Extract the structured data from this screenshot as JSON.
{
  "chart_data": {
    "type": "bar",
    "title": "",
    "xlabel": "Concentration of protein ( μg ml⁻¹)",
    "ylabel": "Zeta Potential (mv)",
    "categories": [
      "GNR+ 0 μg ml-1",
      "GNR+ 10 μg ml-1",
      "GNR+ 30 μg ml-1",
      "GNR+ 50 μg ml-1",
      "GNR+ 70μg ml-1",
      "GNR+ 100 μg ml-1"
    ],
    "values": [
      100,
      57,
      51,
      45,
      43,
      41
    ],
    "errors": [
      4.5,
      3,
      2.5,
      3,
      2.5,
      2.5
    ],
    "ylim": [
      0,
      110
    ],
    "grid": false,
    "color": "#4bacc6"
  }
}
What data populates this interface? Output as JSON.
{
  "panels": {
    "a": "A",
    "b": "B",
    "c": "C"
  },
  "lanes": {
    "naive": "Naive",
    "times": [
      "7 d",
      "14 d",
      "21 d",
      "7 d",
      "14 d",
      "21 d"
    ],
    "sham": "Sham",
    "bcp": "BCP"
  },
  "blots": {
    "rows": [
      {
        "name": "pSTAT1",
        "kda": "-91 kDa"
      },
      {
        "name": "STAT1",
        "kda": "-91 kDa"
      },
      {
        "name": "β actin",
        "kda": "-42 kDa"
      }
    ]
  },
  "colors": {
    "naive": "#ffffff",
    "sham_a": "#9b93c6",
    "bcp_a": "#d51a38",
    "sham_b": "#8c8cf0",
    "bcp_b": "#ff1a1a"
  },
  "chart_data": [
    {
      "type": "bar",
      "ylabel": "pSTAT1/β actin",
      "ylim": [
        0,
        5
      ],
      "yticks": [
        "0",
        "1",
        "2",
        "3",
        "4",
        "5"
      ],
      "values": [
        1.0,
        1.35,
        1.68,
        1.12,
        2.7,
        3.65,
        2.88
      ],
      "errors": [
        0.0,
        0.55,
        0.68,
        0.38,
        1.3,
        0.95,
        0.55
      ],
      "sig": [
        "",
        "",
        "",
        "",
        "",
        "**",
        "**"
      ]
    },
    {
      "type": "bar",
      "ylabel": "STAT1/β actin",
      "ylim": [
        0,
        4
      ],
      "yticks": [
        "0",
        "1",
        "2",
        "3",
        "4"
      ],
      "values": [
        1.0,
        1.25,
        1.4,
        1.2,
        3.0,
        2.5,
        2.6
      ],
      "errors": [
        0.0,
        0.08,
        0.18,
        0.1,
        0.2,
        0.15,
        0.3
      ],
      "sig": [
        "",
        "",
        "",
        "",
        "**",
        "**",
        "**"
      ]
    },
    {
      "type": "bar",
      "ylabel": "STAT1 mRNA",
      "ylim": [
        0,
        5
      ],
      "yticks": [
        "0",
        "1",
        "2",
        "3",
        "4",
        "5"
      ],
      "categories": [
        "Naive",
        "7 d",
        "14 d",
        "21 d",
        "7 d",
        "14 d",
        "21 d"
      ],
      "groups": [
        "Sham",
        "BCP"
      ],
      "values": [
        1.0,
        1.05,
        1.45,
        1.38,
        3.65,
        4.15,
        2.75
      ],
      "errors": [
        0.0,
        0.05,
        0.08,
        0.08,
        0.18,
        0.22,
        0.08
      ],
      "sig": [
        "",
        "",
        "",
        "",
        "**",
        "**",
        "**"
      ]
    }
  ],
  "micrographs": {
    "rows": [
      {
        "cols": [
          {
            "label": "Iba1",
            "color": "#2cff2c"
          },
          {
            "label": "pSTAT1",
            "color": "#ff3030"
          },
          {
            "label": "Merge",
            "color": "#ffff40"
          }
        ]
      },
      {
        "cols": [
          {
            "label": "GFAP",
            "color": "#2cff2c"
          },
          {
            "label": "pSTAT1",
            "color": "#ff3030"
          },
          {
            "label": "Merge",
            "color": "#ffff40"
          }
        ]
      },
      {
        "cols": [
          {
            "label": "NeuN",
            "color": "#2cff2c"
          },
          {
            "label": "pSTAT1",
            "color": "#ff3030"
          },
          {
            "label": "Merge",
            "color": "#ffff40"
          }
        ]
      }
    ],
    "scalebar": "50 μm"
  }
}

* What the task asks
Write the records out again, character for character.

* The completed task
Extract the structured data from this screenshot as JSON.
{
  "chart_data": {
    "type": "bar",
    "title": "",
    "xlabel": "Concentration of protein ( μg ml⁻¹)",
    "ylabel": "Zeta Potential (mv)",
    "categories": [
      "GNR+ 0 μg ml-1",
      "GNR+ 10 μg ml-1",
      "GNR+ 30 μg ml-1",
      "GNR+ 50 μg ml-1",
      "GNR+ 70μg ml-1",
      "GNR+ 100 μg ml-1"
    ],
    "values": [
      100,
      57,
      51,
      45,
      43,
      41
    ],
    "errors": [
      4.5,
      3,
      2.5,
      3,
      2.5,
      2.5
    ],
    "ylim": [
      0,
      110
    ],
    "grid": false,
    "color": "#4bacc6"
  }
}
What data populates this interface? Output as JSON.
{
  "panels": {
    "a": "A",
    "b": "B",
    "c": "C"
  },
  "lanes": {
    "naive": "Naive",
    "times": [
      "7 d",
      "14 d",
      "21 d",
      "7 d",
      "14 d",
      "21 d"
    ],
    "sham": "Sham",
    "bcp": "BCP"
  },
  "blots": {
    "rows": [
      {
        "name": "pSTAT1",
        "kda": "-91 kDa"
      },
      {
        "name": "STAT1",
        "kda": "-91 kDa"
      },
      {
        "name": "β actin",
        "kda": "-42 kDa"
      }
    ]
  },
  "colors": {
    "naive": "#ffffff",
    "sham_a": "#9b93c6",
    "bcp_a": "#d51a38",
    "sham_b": "#8c8cf0",
    "bcp_b": "#ff1a1a"
  },
  "chart_data": [
    {
      "type": "bar",
      "ylabel": "pSTAT1/β actin",
      "ylim": [
        0,
        5
      ],
      "yticks": [
        "0",
        "1",
        "2",
        "3",
        "4",
        "5"
      ],
      "values": [
        1.0,
        1.35,
        1.68,
        1.12,
        2.7,
        3.65,
        2.88
      ],
      "errors": [
        0.0,
        0.55,
        0.68,
        0.38,
        1.3,
        0.95,
        0.55
      ],
      "sig": [
        "",
        "",
        "",
        "",
        "",
        "**",
        "**"
      ]
    },
    {
      "type": "bar",
      "ylabel": "STAT1/β actin",
      "ylim": [
        0,
        4
      ],
      "yticks": [
        "0",
        "1",
        "2",
        "3",
        "4"
      ],
      "values": [
        1.0,
        1.25,
        1.4,
        1.2,
        3.0,
        2.5,
        2.6
      ],
      "errors": [
        0.0,
        0.08,
        0.18,
        0.1,
        0.2,
        0.15,
        0.3
      ],
      "sig": [
        "",
        "",
        "",
        "",
        "**",
        "**",
        "**"
      ]
    },
    {
      "type": "bar",
      "ylabel": "STAT1 mRNA",
      "ylim": [
        0,
        5
      ],
      "yticks": [
        "0",
        "1",
        "2",
        "3",
        "4",
        "5"
      ],
      "categories": [
        "Naive",
        "7 d",
        "14 d",
        "21 d",
        "7 d",
        "14 d",
        "21 d"
      ],
      "groups": [
        "Sham",
        "BCP"
      ],
      "values": [
        1.0,
        1.05,
        1.45,
        1.38,
        3.65,
        4.15,
        2.75
      ],
      "errors": [
        0.0,
        0.05,
        0.08,
        0.08,
        0.18,
        0.22,
        0.08
      ],
      "sig": [
        "",
        "",
        "",
        "",
        "**",
        "**",
        "**"
      ]
    }
  ],
  "micrographs": {
    "rows": [
      {
        "cols": [
          {
            "label": "Iba1",
            "color": "#2cff2c"
          },
          {
            "label": "pSTAT1",
            "color": "#ff3030"
          },
          {
            "label": "Merge",
            "color": "#ffff40"
          }
        ]
      },
      {
        "cols": [
          {
            "label": "GFAP",
            "color": "#2cff2c"
          },
          {
            "label": "pSTAT1",
            "color": "#ff3030"
          },
          {
            "label": "Merge",
            "color": "#ffff40"
          }
        ]
      },
      {
        "cols": [
          {
            "label": "NeuN",
            "color": "#2cff2c"
          },
          {
            "label": "pSTAT1",
            "color": "#ff3030"
          },
          {
            "label": "Merge",
            "color": "#ffff40"
          }
        ]
      }
    ],
    "scalebar": "50 μm"
  }
}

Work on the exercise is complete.